Short task:
Extract every line that contains the word "this".

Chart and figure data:
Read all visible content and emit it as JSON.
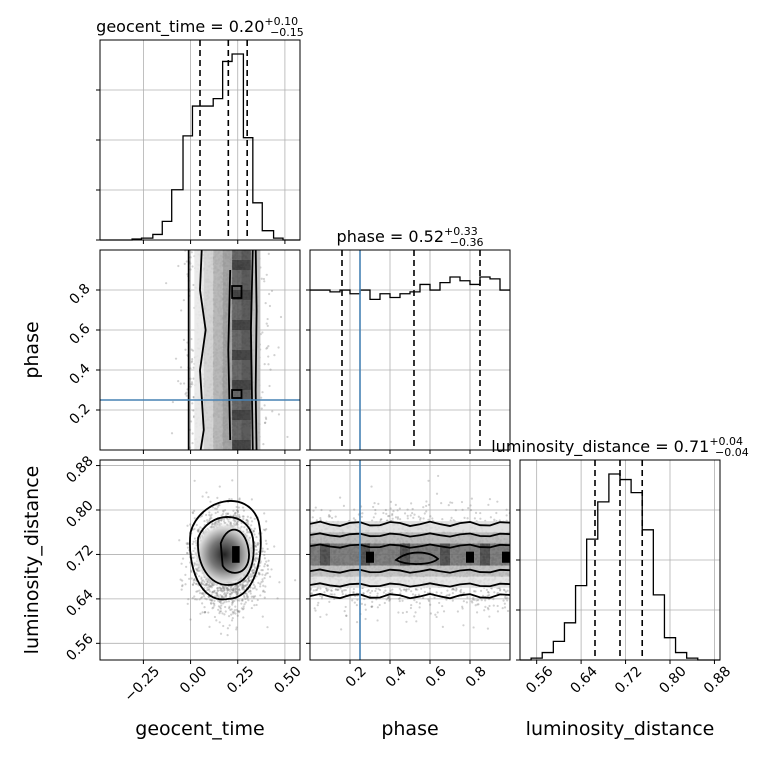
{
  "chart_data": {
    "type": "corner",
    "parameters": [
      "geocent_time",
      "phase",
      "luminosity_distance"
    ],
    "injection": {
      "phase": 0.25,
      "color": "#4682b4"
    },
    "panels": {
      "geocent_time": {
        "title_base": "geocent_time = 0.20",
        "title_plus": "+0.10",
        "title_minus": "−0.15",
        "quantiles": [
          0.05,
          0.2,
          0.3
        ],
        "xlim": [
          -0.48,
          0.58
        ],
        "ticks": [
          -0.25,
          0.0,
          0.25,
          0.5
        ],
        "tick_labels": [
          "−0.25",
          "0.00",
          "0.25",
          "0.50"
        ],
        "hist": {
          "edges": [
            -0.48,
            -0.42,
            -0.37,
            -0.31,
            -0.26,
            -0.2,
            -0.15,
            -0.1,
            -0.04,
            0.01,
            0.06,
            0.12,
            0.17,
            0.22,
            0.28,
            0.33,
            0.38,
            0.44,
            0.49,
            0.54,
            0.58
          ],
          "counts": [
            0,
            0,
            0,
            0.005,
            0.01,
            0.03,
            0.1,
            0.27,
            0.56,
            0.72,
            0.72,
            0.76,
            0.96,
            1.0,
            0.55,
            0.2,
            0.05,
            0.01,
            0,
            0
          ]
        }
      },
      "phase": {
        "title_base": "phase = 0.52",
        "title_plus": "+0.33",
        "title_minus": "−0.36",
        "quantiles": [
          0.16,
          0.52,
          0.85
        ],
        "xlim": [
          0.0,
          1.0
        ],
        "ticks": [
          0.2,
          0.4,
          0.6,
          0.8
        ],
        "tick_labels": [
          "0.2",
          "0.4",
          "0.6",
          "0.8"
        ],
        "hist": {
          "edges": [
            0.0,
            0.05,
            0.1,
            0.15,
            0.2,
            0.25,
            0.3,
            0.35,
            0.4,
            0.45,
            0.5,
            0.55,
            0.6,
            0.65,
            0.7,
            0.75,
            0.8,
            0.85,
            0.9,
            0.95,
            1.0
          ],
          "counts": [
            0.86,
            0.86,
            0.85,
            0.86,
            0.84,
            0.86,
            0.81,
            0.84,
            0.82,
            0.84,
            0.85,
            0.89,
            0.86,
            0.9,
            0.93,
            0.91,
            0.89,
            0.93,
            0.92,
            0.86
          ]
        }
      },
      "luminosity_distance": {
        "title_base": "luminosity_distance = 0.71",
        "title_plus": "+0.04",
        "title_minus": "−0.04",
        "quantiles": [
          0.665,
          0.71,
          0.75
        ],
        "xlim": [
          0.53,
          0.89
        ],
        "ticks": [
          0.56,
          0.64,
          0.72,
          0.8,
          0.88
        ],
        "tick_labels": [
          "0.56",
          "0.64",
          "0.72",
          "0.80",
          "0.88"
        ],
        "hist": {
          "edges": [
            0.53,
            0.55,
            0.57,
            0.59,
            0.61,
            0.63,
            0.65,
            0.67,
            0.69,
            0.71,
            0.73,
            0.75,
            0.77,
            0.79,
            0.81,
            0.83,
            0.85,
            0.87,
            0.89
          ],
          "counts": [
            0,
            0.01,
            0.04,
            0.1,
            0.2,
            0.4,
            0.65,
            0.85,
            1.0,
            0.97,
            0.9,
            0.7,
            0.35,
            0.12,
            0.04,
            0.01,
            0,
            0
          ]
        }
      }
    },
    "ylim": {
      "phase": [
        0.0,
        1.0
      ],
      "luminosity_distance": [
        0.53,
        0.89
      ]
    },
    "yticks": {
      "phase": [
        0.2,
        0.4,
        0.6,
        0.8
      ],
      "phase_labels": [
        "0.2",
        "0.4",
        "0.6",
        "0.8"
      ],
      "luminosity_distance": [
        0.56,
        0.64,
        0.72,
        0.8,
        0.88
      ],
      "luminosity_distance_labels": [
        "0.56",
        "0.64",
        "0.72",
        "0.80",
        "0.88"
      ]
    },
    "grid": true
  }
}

---

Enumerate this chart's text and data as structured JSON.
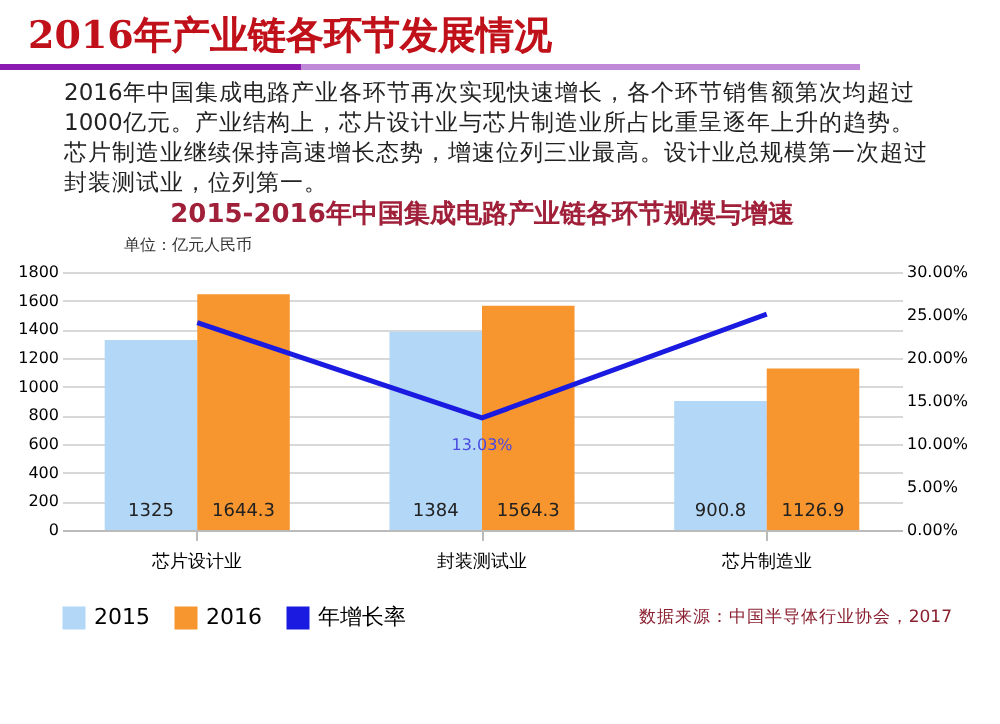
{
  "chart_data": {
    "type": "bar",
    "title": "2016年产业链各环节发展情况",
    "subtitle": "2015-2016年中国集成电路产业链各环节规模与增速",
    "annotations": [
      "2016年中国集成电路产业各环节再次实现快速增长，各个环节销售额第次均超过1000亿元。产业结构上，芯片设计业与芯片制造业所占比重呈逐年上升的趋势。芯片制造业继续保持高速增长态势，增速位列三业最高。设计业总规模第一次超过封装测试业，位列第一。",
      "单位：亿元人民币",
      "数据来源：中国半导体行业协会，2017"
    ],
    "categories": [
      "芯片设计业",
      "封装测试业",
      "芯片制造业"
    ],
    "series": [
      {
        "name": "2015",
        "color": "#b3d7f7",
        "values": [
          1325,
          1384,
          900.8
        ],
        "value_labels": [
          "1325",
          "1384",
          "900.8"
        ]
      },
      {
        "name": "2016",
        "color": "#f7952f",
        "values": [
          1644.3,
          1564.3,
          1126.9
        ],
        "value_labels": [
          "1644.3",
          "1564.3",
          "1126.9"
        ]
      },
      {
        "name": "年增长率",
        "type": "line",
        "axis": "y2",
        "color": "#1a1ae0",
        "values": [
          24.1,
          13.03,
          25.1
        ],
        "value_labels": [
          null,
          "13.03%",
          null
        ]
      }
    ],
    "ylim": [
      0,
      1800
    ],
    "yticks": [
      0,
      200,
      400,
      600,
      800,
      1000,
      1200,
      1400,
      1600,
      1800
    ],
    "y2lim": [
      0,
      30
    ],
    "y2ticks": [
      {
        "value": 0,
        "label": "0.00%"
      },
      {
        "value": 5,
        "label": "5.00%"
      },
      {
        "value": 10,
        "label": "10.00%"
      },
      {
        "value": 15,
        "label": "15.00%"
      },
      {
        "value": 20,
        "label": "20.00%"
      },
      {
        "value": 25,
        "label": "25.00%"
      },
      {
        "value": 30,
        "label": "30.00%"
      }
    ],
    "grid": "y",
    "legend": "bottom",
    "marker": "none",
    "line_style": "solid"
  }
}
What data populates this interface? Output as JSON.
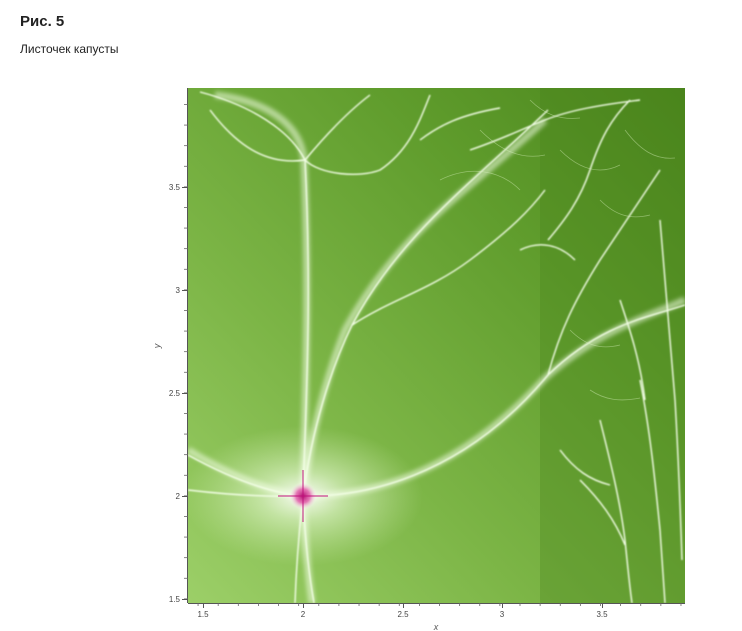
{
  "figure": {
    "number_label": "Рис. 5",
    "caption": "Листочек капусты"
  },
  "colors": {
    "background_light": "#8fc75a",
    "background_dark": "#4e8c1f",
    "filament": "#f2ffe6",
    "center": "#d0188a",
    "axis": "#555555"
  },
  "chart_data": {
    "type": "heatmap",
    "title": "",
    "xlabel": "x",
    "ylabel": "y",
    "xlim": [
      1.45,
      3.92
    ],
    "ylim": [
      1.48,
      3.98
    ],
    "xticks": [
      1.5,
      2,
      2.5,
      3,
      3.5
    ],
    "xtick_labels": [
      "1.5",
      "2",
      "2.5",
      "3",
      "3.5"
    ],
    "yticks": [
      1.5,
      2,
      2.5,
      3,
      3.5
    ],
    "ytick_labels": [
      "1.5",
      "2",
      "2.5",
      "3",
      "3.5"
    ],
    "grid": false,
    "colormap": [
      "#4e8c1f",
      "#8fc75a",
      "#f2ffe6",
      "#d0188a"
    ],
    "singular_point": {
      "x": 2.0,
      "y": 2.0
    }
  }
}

The response:
Enumerate this chart's text and data as structured JSON.
What data populates this interface? Output as JSON.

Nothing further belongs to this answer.